Exercise:
If an entry holds a picture, leave that picture out; copy everything else exactly.

##########

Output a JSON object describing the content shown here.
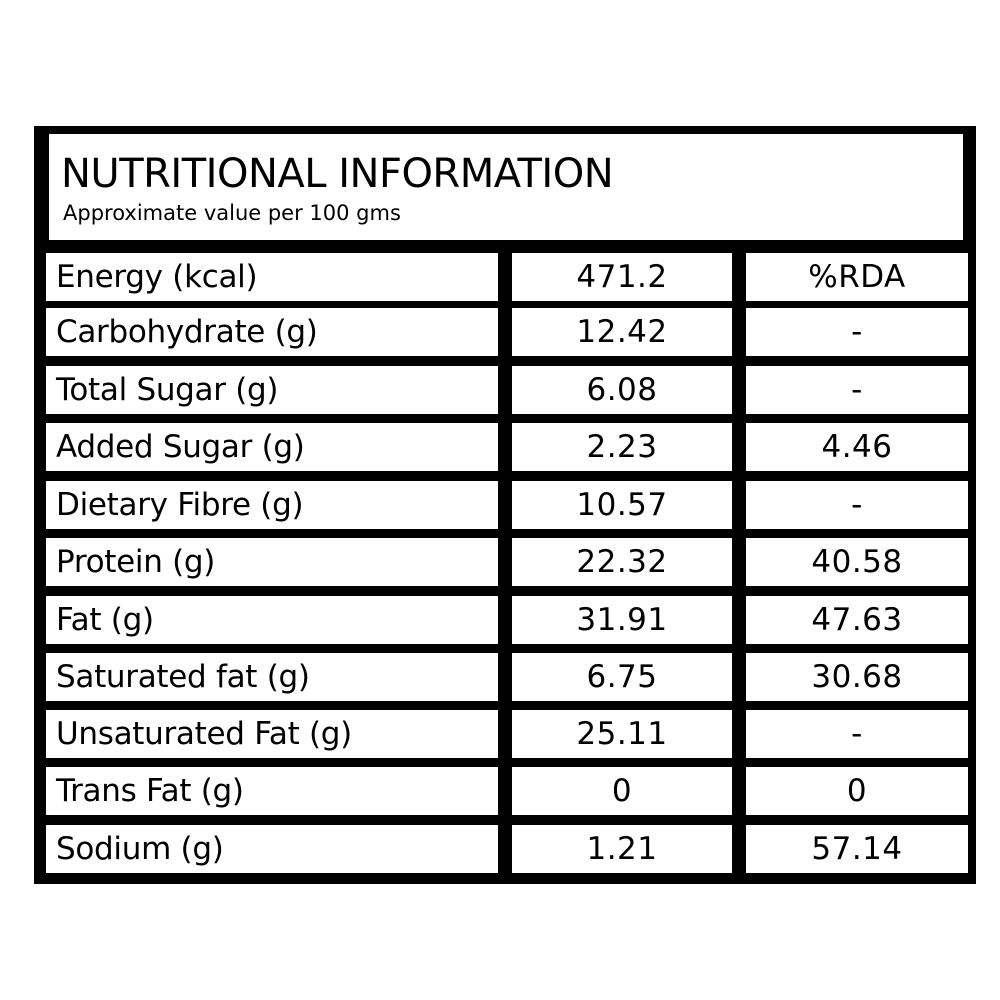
{
  "header": {
    "title": "NUTRITIONAL INFORMATION",
    "subtitle": "Approximate value per 100 gms"
  },
  "rows": [
    {
      "label": "Energy (kcal)",
      "value": "471.2",
      "rda": "%RDA"
    },
    {
      "label": "Carbohydrate (g)",
      "value": "12.42",
      "rda": "-"
    },
    {
      "label": "Total Sugar (g)",
      "value": "6.08",
      "rda": "-"
    },
    {
      "label": "Added Sugar (g)",
      "value": "2.23",
      "rda": "4.46"
    },
    {
      "label": "Dietary Fibre (g)",
      "value": "10.57",
      "rda": "-"
    },
    {
      "label": "Protein (g)",
      "value": "22.32",
      "rda": "40.58"
    },
    {
      "label": "Fat (g)",
      "value": "31.91",
      "rda": "47.63"
    },
    {
      "label": "Saturated fat (g)",
      "value": "6.75",
      "rda": "30.68"
    },
    {
      "label": "Unsaturated Fat (g)",
      "value": "25.11",
      "rda": "-"
    },
    {
      "label": "Trans Fat (g)",
      "value": "0",
      "rda": "0"
    },
    {
      "label": "Sodium (g)",
      "value": "1.21",
      "rda": "57.14"
    }
  ]
}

##########

Exercise answer:
Output a JSON object describing the content shown here.
{
  "header": {
    "title": "NUTRITIONAL INFORMATION",
    "subtitle": "Approximate value per 100 gms"
  },
  "rows": [
    {
      "label": "Energy (kcal)",
      "value": "471.2",
      "rda": "%RDA"
    },
    {
      "label": "Carbohydrate (g)",
      "value": "12.42",
      "rda": "-"
    },
    {
      "label": "Total Sugar (g)",
      "value": "6.08",
      "rda": "-"
    },
    {
      "label": "Added Sugar (g)",
      "value": "2.23",
      "rda": "4.46"
    },
    {
      "label": "Dietary Fibre (g)",
      "value": "10.57",
      "rda": "-"
    },
    {
      "label": "Protein (g)",
      "value": "22.32",
      "rda": "40.58"
    },
    {
      "label": "Fat (g)",
      "value": "31.91",
      "rda": "47.63"
    },
    {
      "label": "Saturated fat (g)",
      "value": "6.75",
      "rda": "30.68"
    },
    {
      "label": "Unsaturated Fat (g)",
      "value": "25.11",
      "rda": "-"
    },
    {
      "label": "Trans Fat (g)",
      "value": "0",
      "rda": "0"
    },
    {
      "label": "Sodium (g)",
      "value": "1.21",
      "rda": "57.14"
    }
  ]
}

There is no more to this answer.